##### STORED RECORDS #####

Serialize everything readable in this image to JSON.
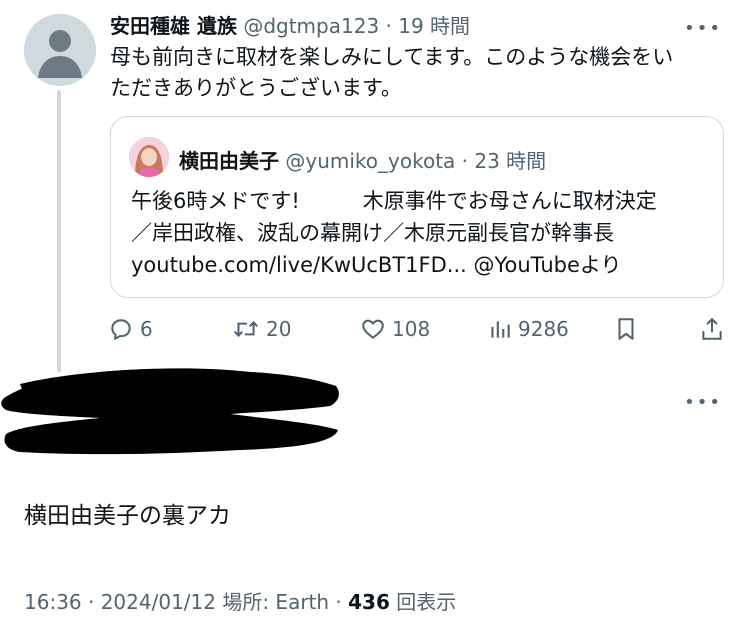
{
  "tweet": {
    "author_name": "安田種雄 遺族",
    "handle": "@dgtmpa123",
    "separator": "·",
    "time": "19 時間",
    "text_line1": "母も前向きに取材を楽しみにしてます。このような機会をい",
    "text_line2": "ただきありがとうございます。"
  },
  "quote": {
    "author_name": "横田由美子",
    "handle": "@yumiko_yokota",
    "separator": "·",
    "time": "23 時間",
    "line1": "午後6時メドです!　　　木原事件でお母さんに取材決定",
    "line2": "／岸田政権、波乱の幕開け／木原元副長官が幹事長",
    "line3": "youtube.com/live/KwUcBT1FD... @YouTubeより"
  },
  "actions": {
    "replies": "6",
    "retweets": "20",
    "likes": "108",
    "views": "9286"
  },
  "reply": {
    "more": "•••",
    "text": "横田由美子の裏アカ",
    "meta_prefix": "16:36 · 2024/01/12 場所: Earth · ",
    "view_count": "436",
    "view_suffix": " 回表示"
  },
  "top_more": "•••",
  "icons": [
    "more-icon",
    "reply-icon",
    "retweet-icon",
    "like-icon",
    "views-icon",
    "bookmark-icon",
    "share-icon"
  ],
  "colors": {
    "muted": "#536471",
    "border": "#cfd9de",
    "text": "#0f1419"
  }
}
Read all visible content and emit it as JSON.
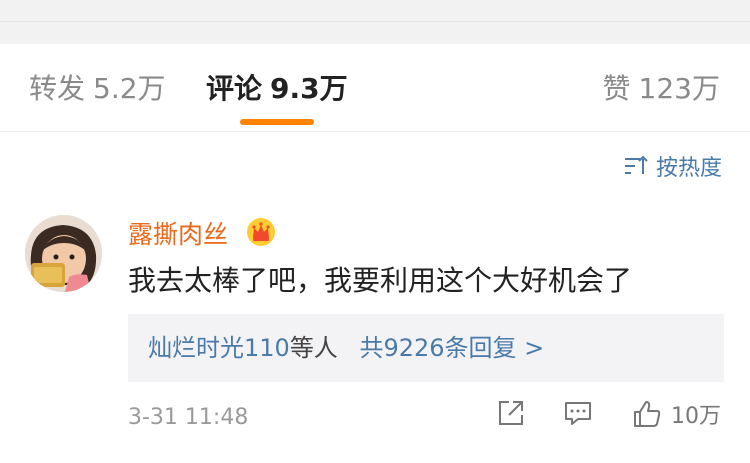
{
  "tabs": {
    "repost": {
      "label": "转发",
      "count": "5.2万"
    },
    "comments": {
      "label": "评论",
      "count": "9.3万"
    },
    "likes": {
      "label": "赞",
      "count": "123万"
    }
  },
  "sort": {
    "label": "按热度",
    "icon": "sort-icon"
  },
  "comment": {
    "username": "露撕肉丝",
    "badge_icon": "crown-badge-icon",
    "text": "我去太棒了吧，我要利用这个大好机会了",
    "replies": {
      "names": "灿烂时光110",
      "suffix": "等人",
      "total": "共9226条回复 >"
    },
    "time": "3-31 11:48",
    "like_count": "10万"
  },
  "colors": {
    "accent": "#ff8200",
    "link": "#4a7aa8",
    "username": "#e86a1d"
  }
}
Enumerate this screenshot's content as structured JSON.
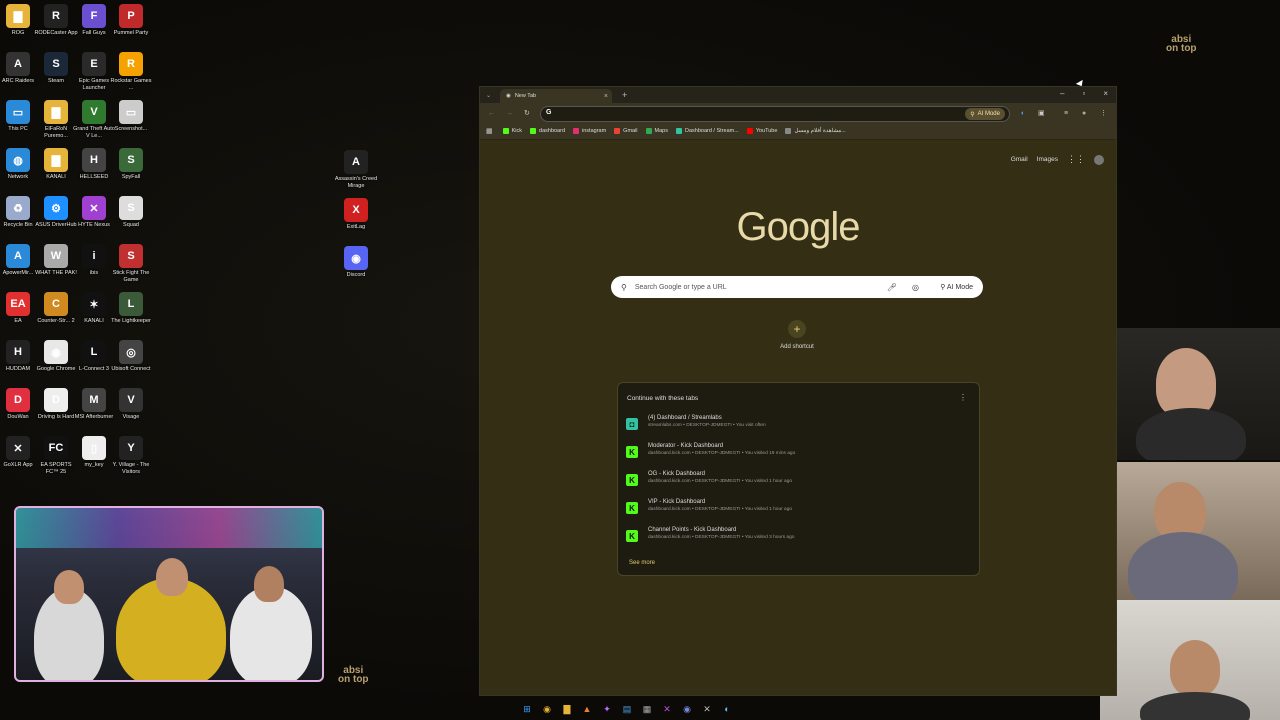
{
  "brand": {
    "text_top": "absi\non top",
    "text_bottom": "absi\non top"
  },
  "desktop": {
    "icons": [
      {
        "label": "ROG",
        "color": "#e6b43a",
        "glyph": "▇"
      },
      {
        "label": "RODECaster App",
        "color": "#222",
        "glyph": "R"
      },
      {
        "label": "Fall Guys",
        "color": "#6a4fd0",
        "glyph": "F"
      },
      {
        "label": "Pummel Party",
        "color": "#c02a2a",
        "glyph": "P"
      },
      {
        "label": "ARC Raiders",
        "color": "#333",
        "glyph": "A"
      },
      {
        "label": "Steam",
        "color": "#1b2838",
        "glyph": "S"
      },
      {
        "label": "Epic Games Launcher",
        "color": "#2a2a2a",
        "glyph": "E"
      },
      {
        "label": "Rockstar Games ...",
        "color": "#f5a100",
        "glyph": "R"
      },
      {
        "label": "This PC",
        "color": "#2b8ad8",
        "glyph": "▭"
      },
      {
        "label": "ElFaRoN Puremo...",
        "color": "#e6b43a",
        "glyph": "▇"
      },
      {
        "label": "Grand Theft Auto V Le...",
        "color": "#2f7a2f",
        "glyph": "V"
      },
      {
        "label": "Screenshot...",
        "color": "#ccc",
        "glyph": "▭"
      },
      {
        "label": "Network",
        "color": "#2b8ad8",
        "glyph": "◍"
      },
      {
        "label": "KANALI",
        "color": "#e6b43a",
        "glyph": "▇"
      },
      {
        "label": "HELLSEED",
        "color": "#444",
        "glyph": "H"
      },
      {
        "label": "SpyFall",
        "color": "#3a6a3a",
        "glyph": "S"
      },
      {
        "label": "Recycle Bin",
        "color": "#9ac",
        "glyph": "♻"
      },
      {
        "label": "ASUS DriverHub",
        "color": "#1e90ff",
        "glyph": "⚙"
      },
      {
        "label": "HYTE Nexus",
        "color": "#a040d0",
        "glyph": "✕"
      },
      {
        "label": "Squad",
        "color": "#ddd",
        "glyph": "S"
      },
      {
        "label": "ApowerMir...",
        "color": "#2b8ad8",
        "glyph": "A"
      },
      {
        "label": "WHAT THE PAK!",
        "color": "#aaa",
        "glyph": "W"
      },
      {
        "label": "ibis",
        "color": "#111",
        "glyph": "i"
      },
      {
        "label": "Stick Fight The Game",
        "color": "#c03030",
        "glyph": "S"
      },
      {
        "label": "EA",
        "color": "#e03030",
        "glyph": "EA"
      },
      {
        "label": "Counter-Str... 2",
        "color": "#d08a20",
        "glyph": "C"
      },
      {
        "label": "KANALI",
        "color": "#111",
        "glyph": "✶"
      },
      {
        "label": "The Lightkeeper",
        "color": "#3a5a3a",
        "glyph": "L"
      },
      {
        "label": "HUDDAM",
        "color": "#222",
        "glyph": "H"
      },
      {
        "label": "Google Chrome",
        "color": "#e8e8e8",
        "glyph": "◉"
      },
      {
        "label": "L-Connect 3",
        "color": "#111",
        "glyph": "L"
      },
      {
        "label": "Ubisoft Connect",
        "color": "#444",
        "glyph": "◎"
      },
      {
        "label": "DouWan",
        "color": "#e03040",
        "glyph": "D"
      },
      {
        "label": "Driving Is Hard",
        "color": "#eee",
        "glyph": "D"
      },
      {
        "label": "MSI Afterburner",
        "color": "#444",
        "glyph": "M"
      },
      {
        "label": "Visage",
        "color": "#333",
        "glyph": "V"
      },
      {
        "label": "GoXLR App",
        "color": "#222",
        "glyph": "✕"
      },
      {
        "label": "EA SPORTS FC™ 25",
        "color": "#111",
        "glyph": "FC"
      },
      {
        "label": "my_key",
        "color": "#eee",
        "glyph": "▯"
      },
      {
        "label": "Y. Village - The Visitors",
        "color": "#222",
        "glyph": "Y"
      }
    ],
    "extra_icons": [
      {
        "label": "Assassin's Creed Mirage",
        "color": "#222",
        "glyph": "A"
      },
      {
        "label": "ExitLag",
        "color": "#d02020",
        "glyph": "X"
      },
      {
        "label": "Discord",
        "color": "#5865f2",
        "glyph": "◉"
      }
    ]
  },
  "browser": {
    "tab_title": "New Tab",
    "omnibox_value": "",
    "ai_mode_label": "AI Mode",
    "bookmarks": [
      {
        "label": "Kick",
        "color": "#53fc18"
      },
      {
        "label": "dashboard",
        "color": "#53fc18"
      },
      {
        "label": "instagram",
        "color": "#e1306c"
      },
      {
        "label": "Gmail",
        "color": "#ea4335"
      },
      {
        "label": "Maps",
        "color": "#34a853"
      },
      {
        "label": "Dashboard / Stream...",
        "color": "#31c3a2"
      },
      {
        "label": "YouTube",
        "color": "#ff0000"
      },
      {
        "label": "مشاهدة أفلام ومسل...",
        "color": "#888"
      }
    ],
    "top_links": {
      "gmail": "Gmail",
      "images": "Images"
    },
    "logo": "Google",
    "search_placeholder": "Search Google or type a URL",
    "search_ai_mode": "AI Mode",
    "add_shortcut": "Add shortcut",
    "continue_header": "Continue with these tabs",
    "tabs": [
      {
        "title": "(4) Dashboard / Streamlabs",
        "meta": "streamlabs.com • DESKTOP-JDMEGTI • You visit often",
        "fav_color": "#31c3a2",
        "glyph": "◘"
      },
      {
        "title": "Moderator - Kick Dashboard",
        "meta": "dashboard.kick.com • DESKTOP-JDMEGTI • You visited 19 mins ago",
        "fav_color": "#53fc18",
        "glyph": "K"
      },
      {
        "title": "OG - Kick Dashboard",
        "meta": "dashboard.kick.com • DESKTOP-JDMEGTI • You visited 1 hour ago",
        "fav_color": "#53fc18",
        "glyph": "K"
      },
      {
        "title": "VIP - Kick Dashboard",
        "meta": "dashboard.kick.com • DESKTOP-JDMEGTI • You visited 1 hour ago",
        "fav_color": "#53fc18",
        "glyph": "K"
      },
      {
        "title": "Channel Points - Kick Dashboard",
        "meta": "dashboard.kick.com • DESKTOP-JDMEGTI • You visited 3 hours ago",
        "fav_color": "#53fc18",
        "glyph": "K"
      }
    ],
    "see_more": "See more"
  },
  "taskbar": {
    "icons": [
      {
        "name": "windows-start-icon",
        "glyph": "⊞",
        "color": "#3aa0ff"
      },
      {
        "name": "chrome-icon",
        "glyph": "◉",
        "color": "#e8b030"
      },
      {
        "name": "file-explorer-icon",
        "glyph": "▇",
        "color": "#e6b43a"
      },
      {
        "name": "app-icon",
        "glyph": "▲",
        "color": "#f08030"
      },
      {
        "name": "app-icon-2",
        "glyph": "✦",
        "color": "#c070ff"
      },
      {
        "name": "notepad-icon",
        "glyph": "▤",
        "color": "#4aa0e0"
      },
      {
        "name": "calc-icon",
        "glyph": "▦",
        "color": "#aaa"
      },
      {
        "name": "hyte-icon",
        "glyph": "✕",
        "color": "#c050e0"
      },
      {
        "name": "discord-icon",
        "glyph": "◉",
        "color": "#7289da"
      },
      {
        "name": "goxlr-icon",
        "glyph": "✕",
        "color": "#bbb"
      },
      {
        "name": "steam-icon",
        "glyph": "◐",
        "color": "#66c0f4"
      }
    ]
  }
}
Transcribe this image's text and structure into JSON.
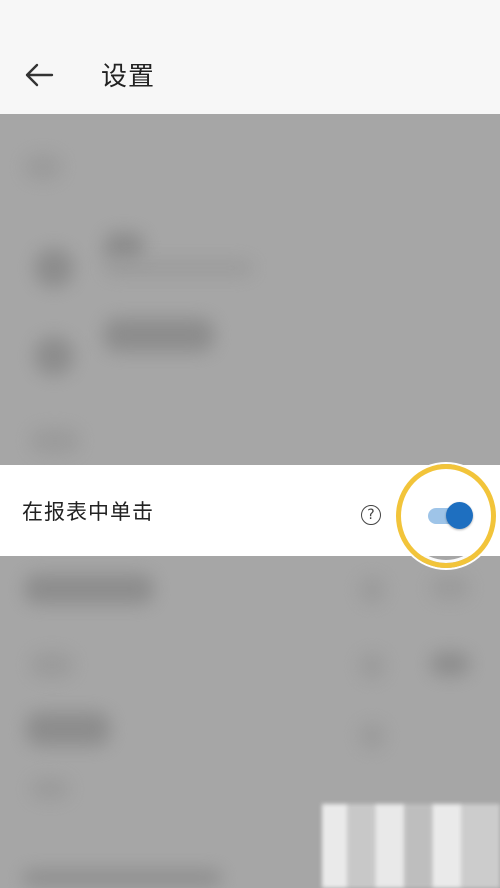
{
  "header": {
    "title": "设置",
    "back_icon": "arrow-left-icon"
  },
  "setting": {
    "label": "在报表中单击",
    "help_symbol": "?",
    "toggle_state": "on"
  },
  "colors": {
    "toggle_thumb": "#1e6fc0",
    "toggle_track": "#9ec4e8",
    "highlight_ring": "#f2c43a",
    "blur_overlay": "#a6a6a6"
  }
}
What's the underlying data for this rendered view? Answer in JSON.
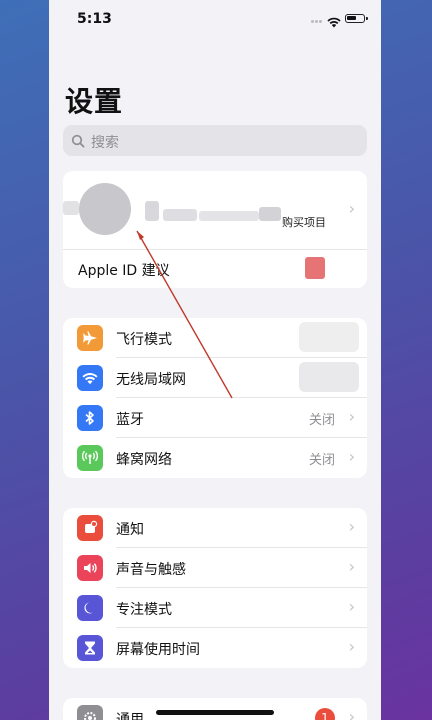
{
  "status_bar": {
    "time": "5:13"
  },
  "page": {
    "title": "设置"
  },
  "search": {
    "placeholder": "搜索"
  },
  "profile": {
    "purchases_label": "购买项目",
    "apple_id_suggestions": "Apple ID 建议"
  },
  "connectivity": [
    {
      "label": "飞行模式",
      "value": "",
      "icon": "airplane-icon",
      "color": "#f19a37"
    },
    {
      "label": "无线局域网",
      "value": "",
      "icon": "wifi-icon",
      "color": "#3478f6"
    },
    {
      "label": "蓝牙",
      "value": "关闭",
      "icon": "bluetooth-icon",
      "color": "#3478f6"
    },
    {
      "label": "蜂窝网络",
      "value": "关闭",
      "icon": "cellular-icon",
      "color": "#5ac85a"
    }
  ],
  "notifications_group": [
    {
      "label": "通知",
      "icon": "notifications-icon",
      "color": "#eb4d3d"
    },
    {
      "label": "声音与触感",
      "icon": "sound-icon",
      "color": "#eb445a"
    },
    {
      "label": "专注模式",
      "icon": "moon-icon",
      "color": "#5856d6"
    },
    {
      "label": "屏幕使用时间",
      "icon": "hourglass-icon",
      "color": "#5856d6"
    }
  ],
  "general_group": [
    {
      "label": "通用",
      "icon": "gear-icon",
      "color": "#8e8e93",
      "badge": "1"
    }
  ]
}
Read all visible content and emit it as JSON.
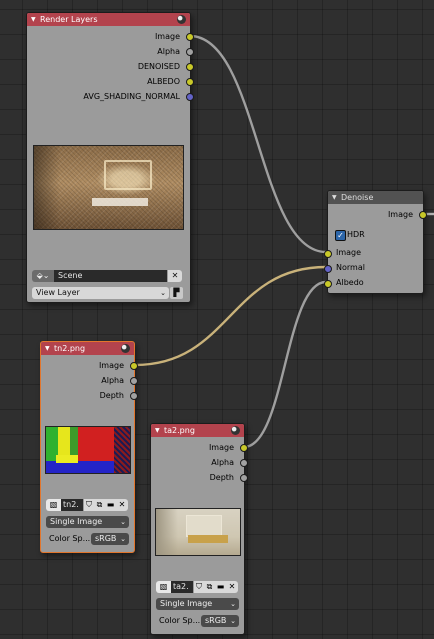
{
  "colors": {
    "image_socket": "#c8c829",
    "vector_socket": "#6363c7",
    "float_socket": "#a1a1a1",
    "node_header_red": "#b3434d",
    "node_body": "#9b9b9b",
    "selection_outline": "#e3762c"
  },
  "render_layers": {
    "title": "Render Layers",
    "outputs": [
      "Image",
      "Alpha",
      "DENOISED",
      "ALBEDO",
      "AVG_SHADING_NORMAL"
    ],
    "scene": "Scene",
    "view_layer": "View Layer",
    "close_glyph": "✕"
  },
  "denoise": {
    "title": "Denoise",
    "output": "Image",
    "hdr_label": "HDR",
    "hdr_checked": true,
    "inputs": [
      "Image",
      "Normal",
      "Albedo"
    ]
  },
  "tn2": {
    "title": "tn2.png",
    "outputs": [
      "Image",
      "Alpha",
      "Depth"
    ],
    "image_name": "tn2.",
    "source": "Single Image",
    "color_space_label": "Color Sp...",
    "color_space": "sRGB",
    "close_glyph": "✕"
  },
  "ta2": {
    "title": "ta2.png",
    "outputs": [
      "Image",
      "Alpha",
      "Depth"
    ],
    "image_name": "ta2.",
    "source": "Single Image",
    "color_space_label": "Color Sp...",
    "color_space": "sRGB",
    "close_glyph": "✕"
  }
}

#####

# PROBLEM DESCRIPTION:
Only the number is wanted: how many lines of the material above include the word "JDMEGTI"?

# THE SOLUTION:
5